After I moved all my files over and installed the programs I use on a regular basis, the amount of space I was using jumped from 12GB to 204GB. Backblaze (or whichever service you’ve chosen) will back all of that information up. For me, it took roughly 2 weeks (all the while adjusting how much bandwidth I wanted Backblaze to use: more at night, less during the day, etc), so that’s pretty much a background thing that will be happening for a while. The last thing to set up is OS X’s own Time Machine.
Taming Time Machine
I love Time Machine. Before it was introduced in Leopard I never had a backup/restore plan. I figured if I lost everything, I’d just start over again from scratch—the force (of laziness) was strong in this one. Time Machine made it easy and important to me to back up everything digital. Though it isn’t without it’s flaws, it’s certainly the solution a majority of people who use OS X are most familiar with. I don’t use any third party tools to control the times of day it chooses to back up, but I am very particular about what it backs up. Below is a list of folders that I explicitly tell Time Machine NOT to back up and why. If you’d like to save a little space on each back up, you can add any or all of these folders by going to System Preferences > Time Machine > Options.
- /Applications — This folder changes so often and drastically that I’d prefer to manage it on my own. If I need to get an app that I accidentally deleted, I’ll make sure to get the latest version from the company’s website.
- /Library/Audio — After installing Final Cut Pro X and Logic Pro X, this folder jumps up to around 80GB. If you install Garageband this can rocket even higher. Again, if I accidentally delete something from here (unlikely), I’ll reinstall from the App Store or through the apps themselves.
- ~/Downloads — This folder changes so often that I’d rather not have anything in here backed up. I do pretty regular maintenance with Hazel to keep this folder clear anyhow.
- ~/Dropbox — I’m a mega Dropbox user. If you haven’t heard of it, you should really make it a part of your life—especially if you collaborate often with others. Dropbox files already live in the cloud (and usually on many other computers) and have the ability to go back multiple versions. No need to back this up.
- ~/Library/Application Support/MobileSync — Only applicable if you’re an iPhone user who still syncs via iTunes or the Finder, but definitely worth looking into. Depending on the contents of your phone, this can mirror or exceed the capacity of your phone.
Dropbox as an Alternative
Some files I choose to keep in my Dropbox folder for easy access: documents, some pictures, synced application data, and more. Dropbox is as good a backup solution as any if you’re willing to pay a little more for a very fast, very convenient service that offers a native app on almost all platforms as well as a web interface. The one downside here is that you manage all of your files through a series of Dropbox folders as opposed to using your regular Music, Movies, Pictures, etc.

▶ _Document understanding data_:
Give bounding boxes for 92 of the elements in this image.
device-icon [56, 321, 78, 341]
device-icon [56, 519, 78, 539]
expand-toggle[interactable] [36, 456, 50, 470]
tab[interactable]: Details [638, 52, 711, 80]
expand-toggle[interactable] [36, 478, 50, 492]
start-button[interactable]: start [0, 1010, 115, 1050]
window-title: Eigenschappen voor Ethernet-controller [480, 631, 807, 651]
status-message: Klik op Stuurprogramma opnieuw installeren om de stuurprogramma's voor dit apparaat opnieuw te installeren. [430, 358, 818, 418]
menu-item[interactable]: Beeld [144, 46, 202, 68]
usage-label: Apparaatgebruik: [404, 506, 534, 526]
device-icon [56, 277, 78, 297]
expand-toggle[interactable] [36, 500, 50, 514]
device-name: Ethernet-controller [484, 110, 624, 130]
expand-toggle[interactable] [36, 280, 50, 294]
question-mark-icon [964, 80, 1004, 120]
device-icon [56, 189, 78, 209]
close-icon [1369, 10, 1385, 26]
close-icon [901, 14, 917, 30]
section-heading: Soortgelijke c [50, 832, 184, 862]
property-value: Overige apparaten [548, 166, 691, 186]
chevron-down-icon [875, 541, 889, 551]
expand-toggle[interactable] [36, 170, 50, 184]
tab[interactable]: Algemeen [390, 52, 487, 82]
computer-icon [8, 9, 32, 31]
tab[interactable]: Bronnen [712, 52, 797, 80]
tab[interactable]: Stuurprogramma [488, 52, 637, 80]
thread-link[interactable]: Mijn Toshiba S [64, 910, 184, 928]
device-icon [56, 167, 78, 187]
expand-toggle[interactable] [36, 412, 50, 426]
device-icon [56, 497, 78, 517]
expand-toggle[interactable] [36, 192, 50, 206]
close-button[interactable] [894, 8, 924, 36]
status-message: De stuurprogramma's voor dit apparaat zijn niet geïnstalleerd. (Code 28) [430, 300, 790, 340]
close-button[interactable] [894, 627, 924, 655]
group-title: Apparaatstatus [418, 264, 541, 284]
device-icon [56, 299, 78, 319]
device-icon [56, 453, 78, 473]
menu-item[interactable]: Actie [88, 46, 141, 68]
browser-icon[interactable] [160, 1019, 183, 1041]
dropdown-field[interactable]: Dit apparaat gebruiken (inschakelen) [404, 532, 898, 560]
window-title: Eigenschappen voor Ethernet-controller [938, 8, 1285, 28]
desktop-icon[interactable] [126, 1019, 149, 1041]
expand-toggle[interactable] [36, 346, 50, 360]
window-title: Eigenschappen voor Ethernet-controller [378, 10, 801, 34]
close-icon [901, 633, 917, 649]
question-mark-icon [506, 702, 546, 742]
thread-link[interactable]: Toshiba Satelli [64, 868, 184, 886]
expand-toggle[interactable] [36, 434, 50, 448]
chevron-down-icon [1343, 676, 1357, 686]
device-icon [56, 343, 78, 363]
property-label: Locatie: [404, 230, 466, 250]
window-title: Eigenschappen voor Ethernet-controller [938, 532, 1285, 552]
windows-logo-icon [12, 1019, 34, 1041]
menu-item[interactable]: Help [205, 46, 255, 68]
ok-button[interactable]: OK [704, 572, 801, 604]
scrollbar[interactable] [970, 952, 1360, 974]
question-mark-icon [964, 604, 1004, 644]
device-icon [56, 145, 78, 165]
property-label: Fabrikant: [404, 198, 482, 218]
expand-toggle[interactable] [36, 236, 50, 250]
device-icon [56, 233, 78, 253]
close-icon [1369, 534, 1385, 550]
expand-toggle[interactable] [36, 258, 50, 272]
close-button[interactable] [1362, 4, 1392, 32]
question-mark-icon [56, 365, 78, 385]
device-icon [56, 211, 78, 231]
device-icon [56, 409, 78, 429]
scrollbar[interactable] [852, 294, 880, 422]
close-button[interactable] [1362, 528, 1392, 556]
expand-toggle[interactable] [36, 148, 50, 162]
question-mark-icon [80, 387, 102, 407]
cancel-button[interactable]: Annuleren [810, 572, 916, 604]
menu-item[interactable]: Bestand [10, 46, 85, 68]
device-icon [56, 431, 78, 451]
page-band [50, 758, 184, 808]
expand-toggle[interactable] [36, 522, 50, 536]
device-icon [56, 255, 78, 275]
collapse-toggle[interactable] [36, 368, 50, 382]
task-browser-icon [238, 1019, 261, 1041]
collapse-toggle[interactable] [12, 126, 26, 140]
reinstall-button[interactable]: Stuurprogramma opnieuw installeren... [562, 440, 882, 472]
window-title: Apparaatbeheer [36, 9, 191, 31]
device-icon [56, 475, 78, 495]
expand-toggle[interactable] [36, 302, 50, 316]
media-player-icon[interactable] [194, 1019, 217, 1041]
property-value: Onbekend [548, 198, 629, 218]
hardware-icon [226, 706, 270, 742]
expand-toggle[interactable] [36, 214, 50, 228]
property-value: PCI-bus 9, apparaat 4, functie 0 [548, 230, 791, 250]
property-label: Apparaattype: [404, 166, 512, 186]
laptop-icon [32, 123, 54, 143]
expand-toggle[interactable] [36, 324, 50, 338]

▶ _Tasks_:
• 1. In the Mac backup text, where do you go to add folders that Time Machine should skip?
• 2. Please extract the stretch of the Mac backup text from "After I moved" through "own Time Machine.".

▶ _Problem solutions_:
• 1. System Preferences > Time Machine > Options.

• 2.
After I moved all my files over and installed the programs I use on a regular basis, the amount of space I was using jumped from 12GB to 204GB. Backblaze (or whichever service you’ve chosen) will back all of that information up. For me, it took roughly 2 weeks (all the while adjusting how much bandwidth I wanted Backblaze to use: more at night, less during the day, etc), so that’s pretty much a background thing that will be happening for a while. The last thing to set up is OS X’s own Time Machine.